-- BEGIN --

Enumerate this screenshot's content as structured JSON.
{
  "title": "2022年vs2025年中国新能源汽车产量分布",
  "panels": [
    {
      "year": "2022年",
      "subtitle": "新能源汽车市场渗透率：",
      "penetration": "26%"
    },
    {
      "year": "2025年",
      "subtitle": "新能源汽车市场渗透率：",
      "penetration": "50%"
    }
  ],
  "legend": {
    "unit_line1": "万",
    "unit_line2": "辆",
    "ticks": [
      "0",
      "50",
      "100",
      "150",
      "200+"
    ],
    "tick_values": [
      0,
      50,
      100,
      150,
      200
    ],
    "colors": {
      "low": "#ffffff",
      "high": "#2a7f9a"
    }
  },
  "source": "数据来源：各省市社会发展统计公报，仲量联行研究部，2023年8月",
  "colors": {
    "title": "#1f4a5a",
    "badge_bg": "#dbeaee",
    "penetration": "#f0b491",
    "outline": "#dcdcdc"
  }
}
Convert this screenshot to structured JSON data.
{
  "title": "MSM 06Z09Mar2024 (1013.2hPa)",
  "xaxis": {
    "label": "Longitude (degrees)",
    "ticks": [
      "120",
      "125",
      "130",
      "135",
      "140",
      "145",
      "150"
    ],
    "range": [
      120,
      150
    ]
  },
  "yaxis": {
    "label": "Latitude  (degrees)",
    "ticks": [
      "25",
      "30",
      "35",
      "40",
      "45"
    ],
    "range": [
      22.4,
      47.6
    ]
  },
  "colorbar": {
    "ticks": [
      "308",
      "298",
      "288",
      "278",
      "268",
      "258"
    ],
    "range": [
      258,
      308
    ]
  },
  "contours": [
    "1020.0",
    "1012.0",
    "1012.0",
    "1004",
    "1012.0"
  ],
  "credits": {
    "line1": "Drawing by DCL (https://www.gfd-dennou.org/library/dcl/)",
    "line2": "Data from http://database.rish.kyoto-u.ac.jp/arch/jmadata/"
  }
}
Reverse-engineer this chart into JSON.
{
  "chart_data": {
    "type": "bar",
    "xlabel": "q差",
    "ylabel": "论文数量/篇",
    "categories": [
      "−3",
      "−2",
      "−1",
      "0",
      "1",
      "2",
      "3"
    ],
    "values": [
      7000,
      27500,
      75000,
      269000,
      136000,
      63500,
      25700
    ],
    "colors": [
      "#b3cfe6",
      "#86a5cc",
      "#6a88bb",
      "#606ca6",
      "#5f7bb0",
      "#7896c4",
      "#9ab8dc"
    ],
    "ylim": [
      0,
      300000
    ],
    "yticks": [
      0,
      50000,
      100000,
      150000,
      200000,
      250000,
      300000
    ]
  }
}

-- END --
-- BEGIN --

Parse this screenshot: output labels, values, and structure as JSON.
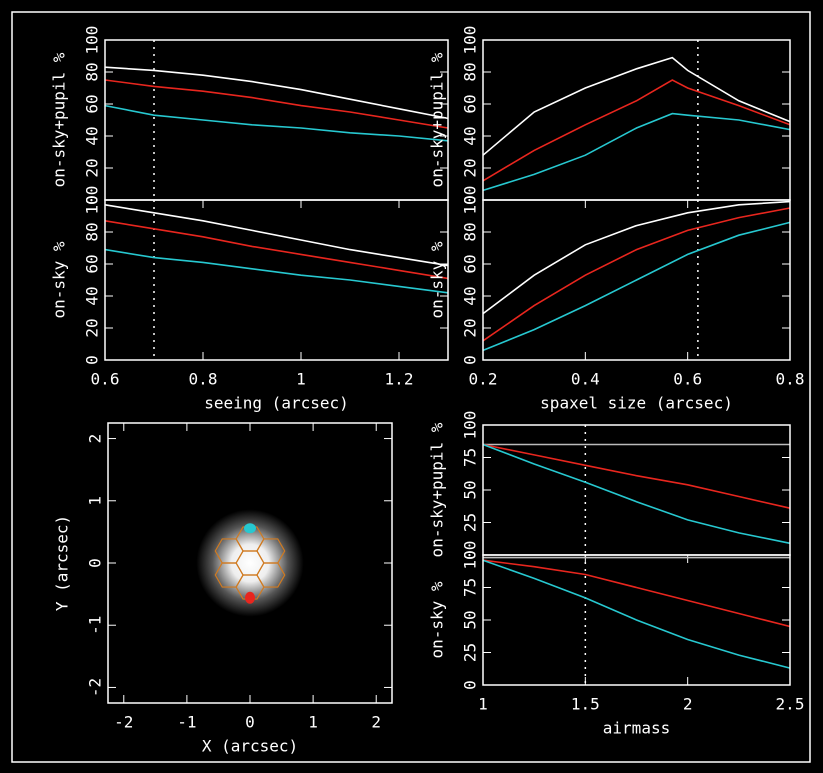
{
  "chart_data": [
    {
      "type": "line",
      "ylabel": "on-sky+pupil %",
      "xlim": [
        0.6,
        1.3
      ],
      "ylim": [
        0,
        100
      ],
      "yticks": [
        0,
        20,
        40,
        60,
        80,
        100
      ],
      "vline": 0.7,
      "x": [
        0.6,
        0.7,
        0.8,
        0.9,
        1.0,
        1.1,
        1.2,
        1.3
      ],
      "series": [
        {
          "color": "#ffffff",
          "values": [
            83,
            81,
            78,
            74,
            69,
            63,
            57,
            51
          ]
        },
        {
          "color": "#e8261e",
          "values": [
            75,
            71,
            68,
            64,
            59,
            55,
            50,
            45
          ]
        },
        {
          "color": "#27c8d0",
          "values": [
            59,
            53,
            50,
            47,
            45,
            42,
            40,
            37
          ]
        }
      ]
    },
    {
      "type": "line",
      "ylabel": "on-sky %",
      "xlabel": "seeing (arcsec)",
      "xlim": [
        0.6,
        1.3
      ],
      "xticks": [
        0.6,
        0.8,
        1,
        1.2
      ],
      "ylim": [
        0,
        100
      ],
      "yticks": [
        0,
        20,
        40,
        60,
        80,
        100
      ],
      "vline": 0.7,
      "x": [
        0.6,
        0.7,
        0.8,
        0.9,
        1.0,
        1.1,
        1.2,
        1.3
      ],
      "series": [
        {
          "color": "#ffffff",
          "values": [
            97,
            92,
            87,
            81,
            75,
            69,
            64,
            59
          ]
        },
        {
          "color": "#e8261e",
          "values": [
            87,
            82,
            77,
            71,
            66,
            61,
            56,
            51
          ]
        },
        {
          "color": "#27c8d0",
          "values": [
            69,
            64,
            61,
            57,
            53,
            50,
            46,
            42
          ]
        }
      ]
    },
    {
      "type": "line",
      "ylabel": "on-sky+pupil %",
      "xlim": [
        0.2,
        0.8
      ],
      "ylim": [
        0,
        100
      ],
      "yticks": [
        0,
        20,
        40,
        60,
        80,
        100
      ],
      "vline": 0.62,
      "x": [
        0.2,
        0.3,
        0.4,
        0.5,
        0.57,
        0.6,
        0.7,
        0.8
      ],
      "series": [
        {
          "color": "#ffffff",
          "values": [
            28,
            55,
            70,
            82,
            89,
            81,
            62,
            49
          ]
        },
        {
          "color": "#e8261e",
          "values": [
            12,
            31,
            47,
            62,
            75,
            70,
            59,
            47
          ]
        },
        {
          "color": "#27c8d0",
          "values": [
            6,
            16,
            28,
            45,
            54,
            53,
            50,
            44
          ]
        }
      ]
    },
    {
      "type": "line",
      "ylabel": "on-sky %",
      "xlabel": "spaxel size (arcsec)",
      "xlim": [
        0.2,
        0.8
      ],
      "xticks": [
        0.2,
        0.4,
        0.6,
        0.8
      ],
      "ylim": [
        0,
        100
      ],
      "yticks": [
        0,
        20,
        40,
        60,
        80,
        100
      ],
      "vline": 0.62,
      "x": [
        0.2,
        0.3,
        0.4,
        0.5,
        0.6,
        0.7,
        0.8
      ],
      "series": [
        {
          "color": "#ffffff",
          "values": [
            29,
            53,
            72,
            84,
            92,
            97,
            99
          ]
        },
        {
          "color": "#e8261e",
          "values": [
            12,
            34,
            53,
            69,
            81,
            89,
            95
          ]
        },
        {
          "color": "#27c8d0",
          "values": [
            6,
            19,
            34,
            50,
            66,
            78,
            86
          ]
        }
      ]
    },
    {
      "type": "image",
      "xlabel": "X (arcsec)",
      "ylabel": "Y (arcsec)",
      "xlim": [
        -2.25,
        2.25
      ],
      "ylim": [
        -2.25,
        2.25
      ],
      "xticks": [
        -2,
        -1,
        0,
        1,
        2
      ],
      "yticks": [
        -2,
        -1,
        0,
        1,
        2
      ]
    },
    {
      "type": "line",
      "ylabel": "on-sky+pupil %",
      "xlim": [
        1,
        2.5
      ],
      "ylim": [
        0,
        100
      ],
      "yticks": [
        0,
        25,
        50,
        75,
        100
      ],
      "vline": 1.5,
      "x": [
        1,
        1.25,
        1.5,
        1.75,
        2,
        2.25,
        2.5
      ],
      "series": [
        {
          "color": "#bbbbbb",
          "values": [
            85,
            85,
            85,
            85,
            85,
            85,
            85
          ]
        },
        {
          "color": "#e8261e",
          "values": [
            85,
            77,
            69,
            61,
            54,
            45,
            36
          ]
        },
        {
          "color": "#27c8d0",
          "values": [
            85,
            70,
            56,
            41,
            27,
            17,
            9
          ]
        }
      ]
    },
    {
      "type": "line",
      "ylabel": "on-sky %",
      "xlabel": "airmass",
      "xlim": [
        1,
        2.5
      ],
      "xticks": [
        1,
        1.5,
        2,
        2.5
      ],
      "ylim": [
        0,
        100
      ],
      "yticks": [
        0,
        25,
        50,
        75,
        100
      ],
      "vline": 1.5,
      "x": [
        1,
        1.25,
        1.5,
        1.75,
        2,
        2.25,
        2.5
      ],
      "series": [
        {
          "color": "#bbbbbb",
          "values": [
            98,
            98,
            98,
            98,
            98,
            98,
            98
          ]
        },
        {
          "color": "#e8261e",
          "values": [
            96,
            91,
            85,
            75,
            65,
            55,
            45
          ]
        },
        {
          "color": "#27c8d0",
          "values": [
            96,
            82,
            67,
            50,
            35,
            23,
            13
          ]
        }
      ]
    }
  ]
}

-- END --

- **The exercise**
List all lines from the entries that include the word "JSON".

- **Exercise result**
Enumerate this screenshot's content as structured JSON.
Convert this screenshot to structured JSON data.
Reverse-engineer this chart into JSON.
Parse this screenshot: output labels, values, and structure as JSON.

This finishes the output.